> [GIVEN EXERCISE]:
Each line containing the word "联营专卖店开发与管理的标准与流程" must be collected.

> [Stored entries]:
^^^^^^^^^^^^^^^^
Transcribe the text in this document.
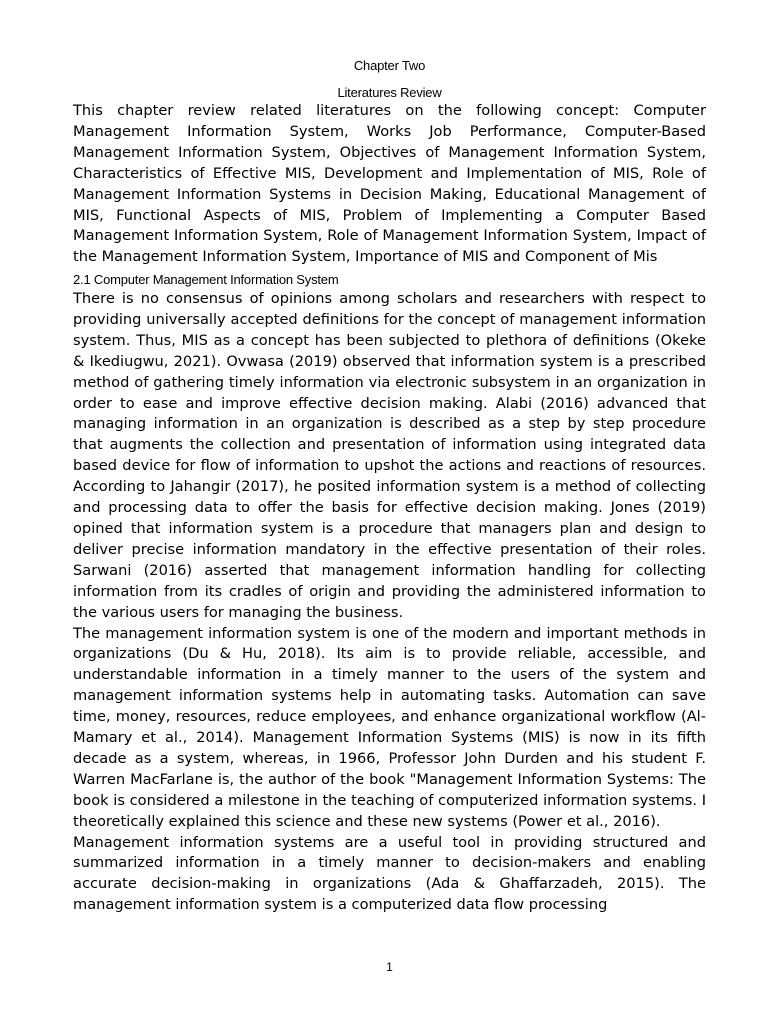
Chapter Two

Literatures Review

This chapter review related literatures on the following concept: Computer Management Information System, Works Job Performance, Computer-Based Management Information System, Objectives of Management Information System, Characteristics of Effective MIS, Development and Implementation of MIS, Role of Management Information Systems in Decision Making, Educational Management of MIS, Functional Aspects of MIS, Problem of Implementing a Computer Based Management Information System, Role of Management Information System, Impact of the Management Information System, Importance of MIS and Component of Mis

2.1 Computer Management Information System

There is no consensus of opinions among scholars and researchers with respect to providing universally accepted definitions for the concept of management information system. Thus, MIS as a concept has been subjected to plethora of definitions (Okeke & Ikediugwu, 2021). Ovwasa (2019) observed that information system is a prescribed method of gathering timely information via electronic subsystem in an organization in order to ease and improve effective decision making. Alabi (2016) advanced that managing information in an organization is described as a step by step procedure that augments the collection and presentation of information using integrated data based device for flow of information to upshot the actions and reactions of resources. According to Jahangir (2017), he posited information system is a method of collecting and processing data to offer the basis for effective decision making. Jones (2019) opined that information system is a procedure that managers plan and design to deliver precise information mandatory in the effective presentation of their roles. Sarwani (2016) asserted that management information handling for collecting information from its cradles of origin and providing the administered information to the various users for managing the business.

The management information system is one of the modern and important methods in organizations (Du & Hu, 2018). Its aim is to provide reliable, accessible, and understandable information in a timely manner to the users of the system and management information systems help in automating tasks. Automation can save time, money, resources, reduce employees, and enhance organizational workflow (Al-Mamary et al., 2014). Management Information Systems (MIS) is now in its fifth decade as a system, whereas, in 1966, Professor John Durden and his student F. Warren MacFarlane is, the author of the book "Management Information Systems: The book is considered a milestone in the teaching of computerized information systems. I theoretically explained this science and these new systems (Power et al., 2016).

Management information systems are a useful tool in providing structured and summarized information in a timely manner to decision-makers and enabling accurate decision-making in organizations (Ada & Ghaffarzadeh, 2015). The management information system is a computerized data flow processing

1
^^^^^^^^^^^^^^^^
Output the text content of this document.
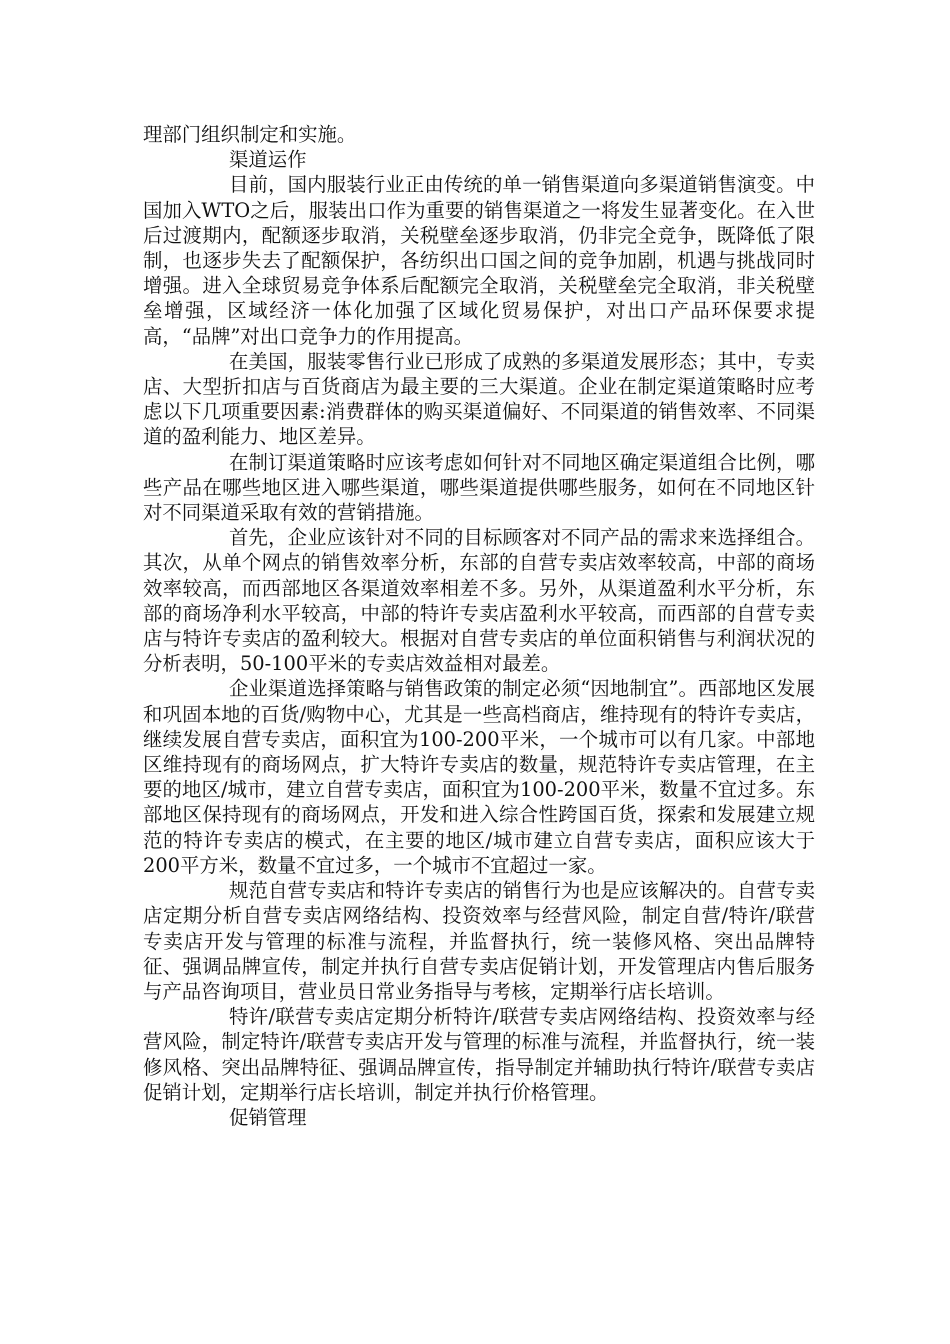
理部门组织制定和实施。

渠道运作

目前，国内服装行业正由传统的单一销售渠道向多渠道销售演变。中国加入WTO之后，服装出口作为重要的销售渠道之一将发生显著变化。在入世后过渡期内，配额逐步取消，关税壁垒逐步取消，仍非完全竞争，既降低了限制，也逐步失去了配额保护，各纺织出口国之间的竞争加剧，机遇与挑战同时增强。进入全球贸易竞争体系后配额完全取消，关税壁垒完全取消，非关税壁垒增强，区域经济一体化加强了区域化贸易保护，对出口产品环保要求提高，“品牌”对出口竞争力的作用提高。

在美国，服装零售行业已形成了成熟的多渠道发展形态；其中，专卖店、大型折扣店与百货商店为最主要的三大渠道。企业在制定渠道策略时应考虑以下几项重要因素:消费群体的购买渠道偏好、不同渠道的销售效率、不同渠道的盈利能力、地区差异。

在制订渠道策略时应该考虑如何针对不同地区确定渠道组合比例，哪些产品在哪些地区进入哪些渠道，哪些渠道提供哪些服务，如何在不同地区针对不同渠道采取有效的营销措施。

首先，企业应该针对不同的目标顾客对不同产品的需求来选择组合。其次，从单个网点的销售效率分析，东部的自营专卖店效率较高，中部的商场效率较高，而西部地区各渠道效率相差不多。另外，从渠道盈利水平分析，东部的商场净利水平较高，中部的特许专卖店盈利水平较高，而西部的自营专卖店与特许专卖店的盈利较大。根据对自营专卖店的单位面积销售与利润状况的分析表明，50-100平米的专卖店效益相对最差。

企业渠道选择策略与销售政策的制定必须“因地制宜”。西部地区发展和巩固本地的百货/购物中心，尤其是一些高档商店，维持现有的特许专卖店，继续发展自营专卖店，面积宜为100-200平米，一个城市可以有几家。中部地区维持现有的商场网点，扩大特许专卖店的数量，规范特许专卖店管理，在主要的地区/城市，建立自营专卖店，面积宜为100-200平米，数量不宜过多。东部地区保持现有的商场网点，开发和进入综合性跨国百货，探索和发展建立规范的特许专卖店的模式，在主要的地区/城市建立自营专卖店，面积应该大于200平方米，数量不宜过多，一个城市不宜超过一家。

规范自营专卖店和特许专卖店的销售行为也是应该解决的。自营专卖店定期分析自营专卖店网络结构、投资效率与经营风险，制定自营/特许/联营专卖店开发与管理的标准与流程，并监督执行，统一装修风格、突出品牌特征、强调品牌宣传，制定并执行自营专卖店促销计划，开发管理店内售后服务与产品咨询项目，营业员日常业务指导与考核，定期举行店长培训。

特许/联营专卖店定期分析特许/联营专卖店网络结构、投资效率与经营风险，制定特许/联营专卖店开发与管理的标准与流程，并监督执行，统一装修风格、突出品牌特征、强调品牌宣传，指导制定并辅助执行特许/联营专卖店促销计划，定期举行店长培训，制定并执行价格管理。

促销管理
^^^^^^^^^^^^^^^^
> [RIGHT ANSWER]:
规范自营专卖店和特许专卖店的销售行为也是应该解决的。自营专卖店定期分析自营专卖店网络结构、投资效率与经营风险，制定自营/特许/联营专卖店开发与管理的标准与流程，并监督执行，统一装修风格、突出品牌特征、强调品牌宣传，制定并执行自营专卖店促销计划，开发管理店内售后服务与产品咨询项目，营业员日常业务指导与考核，定期举行店长培训。
特许/联营专卖店定期分析特许/联营专卖店网络结构、投资效率与经营风险，制定特许/联营专卖店开发与管理的标准与流程，并监督执行，统一装修风格、突出品牌特征、强调品牌宣传，指导制定并辅助执行特许/联营专卖店促销计划，定期举行店长培训，制定并执行价格管理。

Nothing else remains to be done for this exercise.